RECORDS SHOWN:

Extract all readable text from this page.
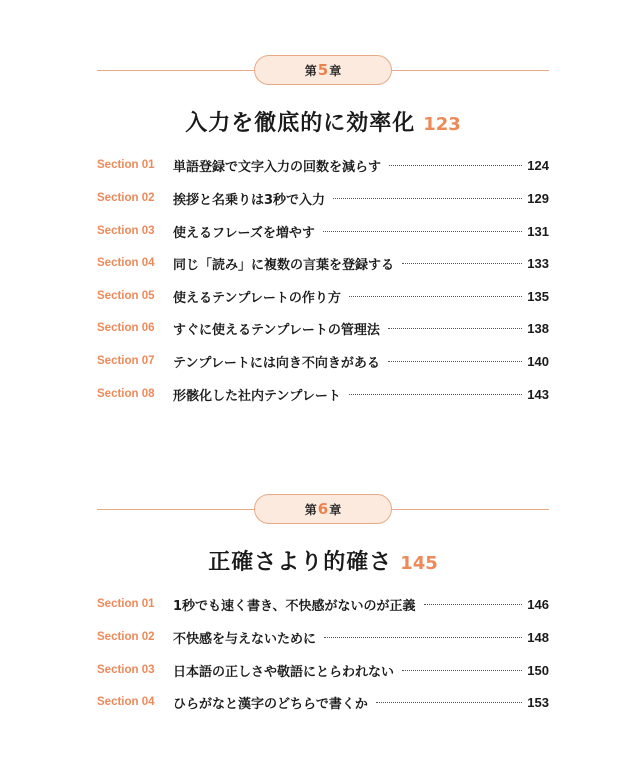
第5章
入力を徹底的に効率化 123
Section 01	単語登録で文字入力の回数を減らす	124
Section 02	挨拶と名乗りは3秒で入力	129
Section 03	使えるフレーズを増やす	131
Section 04	同じ「読み」に複数の言葉を登録する	133
Section 05	使えるテンプレートの作り方	135
Section 06	すぐに使えるテンプレートの管理法	138
Section 07	テンプレートには向き不向きがある	140
Section 08	形骸化した社内テンプレート	143
第6章
正確さより的確さ 145
Section 01	1秒でも速く書き、不快感がないのが正義	146
Section 02	不快感を与えないために	148
Section 03	日本語の正しさや敬語にとらわれない	150
Section 04	ひらがなと漢字のどちらで書くか	153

SHORT EXERCISE:
Every line that holds the word "Section" should be extracted.

TASK SOLUTION:
Section 01	単語登録で文字入力の回数を減らす	124
Section 02	挨拶と名乗りは3秒で入力	129
Section 03	使えるフレーズを増やす	131
Section 04	同じ「読み」に複数の言葉を登録する	133
Section 05	使えるテンプレートの作り方	135
Section 06	すぐに使えるテンプレートの管理法	138
Section 07	テンプレートには向き不向きがある	140
Section 08	形骸化した社内テンプレート	143
Section 01	1秒でも速く書き、不快感がないのが正義	146
Section 02	不快感を与えないために	148
Section 03	日本語の正しさや敬語にとらわれない	150
Section 04	ひらがなと漢字のどちらで書くか	153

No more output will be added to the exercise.